EXCERPT:
Recently, variety of fecal immunoassays depend on detection of coproantigen using monoclonal antibodies, such as enzyme immunoassays (EIAs) and immunochromatography (ICT), has been developed to establish more sensitive methods for diagnosis of Entamoeba and differentiation of E. histolytica and E. histolytica/dispar (Sharp et al. 2001; Garcia et al. 2003; Johnston et al. 2003). A number of commercial kits are available with a good range of sensitivity and specificity. Although ELISAs are the commonly used diagnostic immunoassays for detection of Entamoeba species, only the Techlab E. histolytica II test reported that it could identify pathogenic E. histolytica. It is reported that, the E. histolytica II test is more sensitive than the combination of microscopy and culture as PCR identified parasite DNA in 27 of 34 (79 %) of the antigen-positive, culture-negative stool specimens and only one stool specimen was positive by microcopy and culture (Haque et al. 2000).
The risk of exposure or prevalence of amoebiasis may be influenced by socio-economic, environmental, sanitary and population behavioral hygienic factors that contribute to the transmission and distribution of amoebiasis (Norhayati et al. 2003; Gatei et al. 2006; Al-Harthi and Jamjoom 2007; Van Eijk et al. 2010). The present study aimed to determine the copro-prevalence of E. histolytica and the non-pathogenic Entamoebae, among diarrheic/dysenteric stool samples from clinically suspected individuals from Beni-Suef, Egypt using microscopic and two immunoassays. Also, to evaluate the diagnostic effectiveness of used diagnostic tests. The second objective was to analyze the associated study individual variables as the estimated risk for E. histolytica infections.

PROBLEM TO SOLVE: List every cited work in the amoebiasis excerpt above by its authors and year.

DATA EXCERPTS:
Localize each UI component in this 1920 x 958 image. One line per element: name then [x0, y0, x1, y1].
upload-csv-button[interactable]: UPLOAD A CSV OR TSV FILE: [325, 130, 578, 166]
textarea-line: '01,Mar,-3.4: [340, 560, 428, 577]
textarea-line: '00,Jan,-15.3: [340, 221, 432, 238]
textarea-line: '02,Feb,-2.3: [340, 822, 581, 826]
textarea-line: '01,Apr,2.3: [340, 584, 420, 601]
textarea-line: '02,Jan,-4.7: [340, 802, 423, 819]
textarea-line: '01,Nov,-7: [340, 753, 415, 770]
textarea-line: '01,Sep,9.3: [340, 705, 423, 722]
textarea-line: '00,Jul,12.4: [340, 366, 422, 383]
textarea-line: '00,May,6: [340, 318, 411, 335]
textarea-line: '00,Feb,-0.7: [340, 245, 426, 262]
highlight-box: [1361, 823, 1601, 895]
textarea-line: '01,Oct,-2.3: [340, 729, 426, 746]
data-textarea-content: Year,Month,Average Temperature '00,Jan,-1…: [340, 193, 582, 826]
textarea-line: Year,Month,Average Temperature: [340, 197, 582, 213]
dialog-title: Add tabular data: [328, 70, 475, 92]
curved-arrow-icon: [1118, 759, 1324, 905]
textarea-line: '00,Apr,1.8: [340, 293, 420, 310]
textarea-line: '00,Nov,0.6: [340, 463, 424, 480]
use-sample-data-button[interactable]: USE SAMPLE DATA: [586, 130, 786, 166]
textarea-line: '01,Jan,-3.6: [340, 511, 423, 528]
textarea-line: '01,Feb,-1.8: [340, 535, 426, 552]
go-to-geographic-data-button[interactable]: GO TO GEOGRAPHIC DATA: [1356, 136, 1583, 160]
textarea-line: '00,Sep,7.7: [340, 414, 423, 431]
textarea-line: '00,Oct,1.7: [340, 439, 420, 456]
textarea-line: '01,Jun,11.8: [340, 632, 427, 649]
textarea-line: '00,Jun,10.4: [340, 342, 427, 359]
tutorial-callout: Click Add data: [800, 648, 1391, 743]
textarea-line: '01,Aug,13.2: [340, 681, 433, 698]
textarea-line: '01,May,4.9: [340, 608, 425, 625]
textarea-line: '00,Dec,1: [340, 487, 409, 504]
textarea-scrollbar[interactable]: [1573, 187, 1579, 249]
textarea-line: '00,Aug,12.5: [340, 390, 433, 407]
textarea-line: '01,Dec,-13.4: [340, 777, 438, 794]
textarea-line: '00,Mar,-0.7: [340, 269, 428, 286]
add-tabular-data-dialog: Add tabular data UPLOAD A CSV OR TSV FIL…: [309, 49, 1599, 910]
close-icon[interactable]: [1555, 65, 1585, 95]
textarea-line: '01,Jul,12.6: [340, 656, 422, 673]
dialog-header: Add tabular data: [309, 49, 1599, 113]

COMPLETED TASK:
Sharp et al. 2001
Garcia et al. 2003
Johnston et al. 2003
Haque et al. 2000
Norhayati et al. 2003
Gatei et al. 2006
Al-Harthi and Jamjoom 2007
Van Eijk et al. 2010